[Exercise goal]: Continue the forum thread about the hot tub that won't power on from the point where it stops.

-- Text extract start --

# [SOLVED] Hot-tub not getting any power. Short Circuit?



## 849887 (Jul 26, 2011)

Hi everyone, I currently had a problem come up with my hot tub. 

I'll try to keep this as short and sweet a possible. 

1) My son messed with the wire on the heating unit and put the colors on backwards. http://i79.photobucket.com/albums/j156/h4xclan/wireswitch.png

2) The spa was powered and from there on when we powered on the breakers, nothing would happened. No power, nothing on the spa screen, no sound, nada. 

Here are the two breakers that I can locate

Inside the Spa: 
http://i79.photobucket.com/albums/j156/h4xclan/IMG_1377.jpg?t=1311663365
Side of the house:
http://i79.photobucket.com/albums/j156/h4xclan/IMG_1380.jpg?t=1311663416

Does anyone have any suggestions on what I should do? 

I do have a multimeter. I just need to know where to point them to see if there's any power getting to the hot tub. 

I've put the two heater cables back on the right way. 
I've tried turning off and on both breakers. 
I've checked the two fuses that I can find in the control unit: http://i79.photobucket.com/albums/j156/h4xclan/2Fuses.jpg (both check out fine)

Thank you so much!


----------



## Done_Fishin (Oct 10, 2006)

*Re: Hot-tub not getting any power. Short Circuit?*

not much I can do really to help except to say that the wires your son reversed should have made no difference to the way the system worked .. the device that they are connected to is a switch .. looks like it's on some sort of pressure valve .. thats as much as I can work out from your photo's


----------



## 849887 (Jul 26, 2011)

*Re: Hot-tub not getting any power. Short Circuit?*

thank you for the response. 

I don't know if this makes any difference but I believe those wires are connected to the heating coil.


----------



## Done_Fishin (Oct 10, 2006)

*Re: Hot-tub not getting any power. Short Circuit?*

that device they are connected to reminds me of a switch .. and the can below of a pressure container .. seen something similar on compressors .. either way though reversal shouldn't make any difference .. heaters are ac and it doesn't make much difference (normally) which way round they are wired.

If it's a heater it will have a resistance and if it's a switch it will either be a short or open .. with no power applied you could check that.


----------



## oscer1 (Jan 27, 2010)

-- Text extract end --
-- Collected data start --

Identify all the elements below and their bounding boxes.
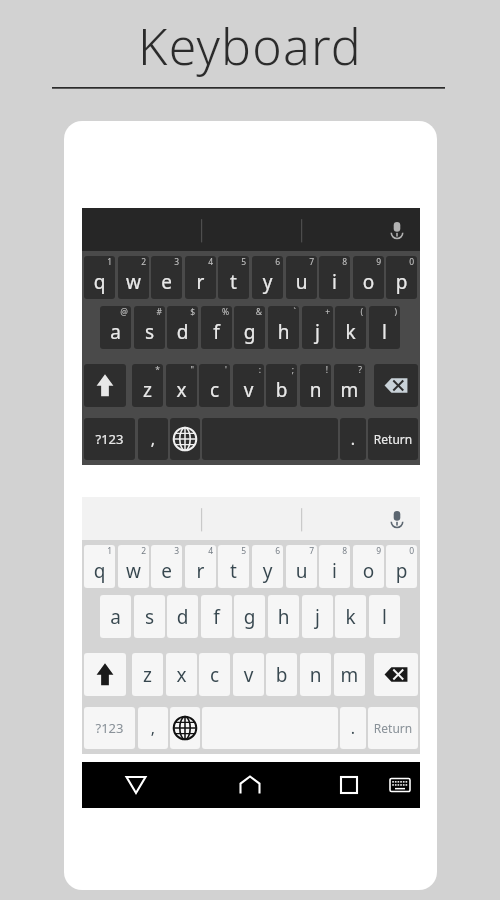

-- Collected data end --

[Answer for this exercise]:
*Re: Hot-tub not getting any power. Short Circuit?*

the wires are hooked up to a switch, its a pressure switch or flow switch if you take the wires off and use a ohm meter it should be open when there is no water pressure it will close when you have enough water flow this is a safety for the pump. pump would burn out if you tried running it with out water. thats what that switch looks like to me. so the wires do not make a difference which side they are on. do you know what brand and model the hot tub is maybe some one can find a electrical schematic to help trouble shoot it.


----------



## 849887 (Jul 26, 2011)

*Re: Hot-tub not getting any power. Short Circuit?*

thank you for the suggestions everyone. 
I found out today that the solution was way simpler than I had thought. 

The hot tub was not turning on because of the order of the breakers I was turning it on at. 

What I was doing was turning on the breaker on the side of the house first, then the breaker inside the hot tub... and doing that it wouldn't power up no matter what...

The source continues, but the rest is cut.